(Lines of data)
########

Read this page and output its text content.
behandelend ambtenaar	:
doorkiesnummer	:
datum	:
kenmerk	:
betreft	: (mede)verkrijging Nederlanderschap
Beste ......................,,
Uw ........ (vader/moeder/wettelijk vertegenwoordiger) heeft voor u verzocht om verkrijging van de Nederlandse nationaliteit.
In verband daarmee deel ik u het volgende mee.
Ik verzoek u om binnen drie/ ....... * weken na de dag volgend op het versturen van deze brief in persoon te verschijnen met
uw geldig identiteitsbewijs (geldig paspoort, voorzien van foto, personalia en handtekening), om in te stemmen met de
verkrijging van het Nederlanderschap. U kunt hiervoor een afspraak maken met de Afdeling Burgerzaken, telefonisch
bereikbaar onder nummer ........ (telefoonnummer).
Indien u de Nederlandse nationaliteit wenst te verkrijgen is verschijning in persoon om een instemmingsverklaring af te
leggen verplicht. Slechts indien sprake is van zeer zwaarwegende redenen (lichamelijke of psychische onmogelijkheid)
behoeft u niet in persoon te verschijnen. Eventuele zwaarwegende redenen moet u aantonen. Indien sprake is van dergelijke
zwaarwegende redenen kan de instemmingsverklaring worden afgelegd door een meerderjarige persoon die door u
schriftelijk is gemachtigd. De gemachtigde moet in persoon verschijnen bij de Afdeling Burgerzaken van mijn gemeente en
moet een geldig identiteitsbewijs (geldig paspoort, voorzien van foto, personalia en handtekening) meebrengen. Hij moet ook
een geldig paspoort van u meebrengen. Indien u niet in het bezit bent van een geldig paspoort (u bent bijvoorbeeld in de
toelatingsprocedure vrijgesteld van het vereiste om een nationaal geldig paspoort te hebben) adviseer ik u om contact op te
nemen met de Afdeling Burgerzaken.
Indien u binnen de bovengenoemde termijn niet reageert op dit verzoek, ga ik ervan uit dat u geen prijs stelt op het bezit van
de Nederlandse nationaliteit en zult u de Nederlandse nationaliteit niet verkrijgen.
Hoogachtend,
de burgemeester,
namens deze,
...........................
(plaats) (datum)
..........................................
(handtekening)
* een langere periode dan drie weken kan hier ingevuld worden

########

Extract all of the data above and output it character for character.

Read this page and output its text content.
behandelend ambtenaar	:
doorkiesnummer	:
datum	:
kenmerk	:
betreft	: (mede)verkrijging Nederlanderschap
Beste ......................,,
Uw ........ (vader/moeder/wettelijk vertegenwoordiger) heeft voor u verzocht om verkrijging van de Nederlandse nationaliteit.
In verband daarmee deel ik u het volgende mee.
Ik verzoek u om binnen drie/ ....... * weken na de dag volgend op het versturen van deze brief in persoon te verschijnen met
uw geldig identiteitsbewijs (geldig paspoort, voorzien van foto, personalia en handtekening), om in te stemmen met de
verkrijging van het Nederlanderschap. U kunt hiervoor een afspraak maken met de Afdeling Burgerzaken, telefonisch
bereikbaar onder nummer ........ (telefoonnummer).
Indien u de Nederlandse nationaliteit wenst te verkrijgen is verschijning in persoon om een instemmingsverklaring af te
leggen verplicht. Slechts indien sprake is van zeer zwaarwegende redenen (lichamelijke of psychische onmogelijkheid)
behoeft u niet in persoon te verschijnen. Eventuele zwaarwegende redenen moet u aantonen. Indien sprake is van dergelijke
zwaarwegende redenen kan de instemmingsverklaring worden afgelegd door een meerderjarige persoon die door u
schriftelijk is gemachtigd. De gemachtigde moet in persoon verschijnen bij de Afdeling Burgerzaken van mijn gemeente en
moet een geldig identiteitsbewijs (geldig paspoort, voorzien van foto, personalia en handtekening) meebrengen. Hij moet ook
een geldig paspoort van u meebrengen. Indien u niet in het bezit bent van een geldig paspoort (u bent bijvoorbeeld in de
toelatingsprocedure vrijgesteld van het vereiste om een nationaal geldig paspoort te hebben) adviseer ik u om contact op te
nemen met de Afdeling Burgerzaken.
Indien u binnen de bovengenoemde termijn niet reageert op dit verzoek, ga ik ervan uit dat u geen prijs stelt op het bezit van
de Nederlandse nationaliteit en zult u de Nederlandse nationaliteit niet verkrijgen.
Hoogachtend,
de burgemeester,
namens deze,
...........................
(plaats) (datum)
..........................................
(handtekening)
* een langere periode dan drie weken kan hier ingevuld worden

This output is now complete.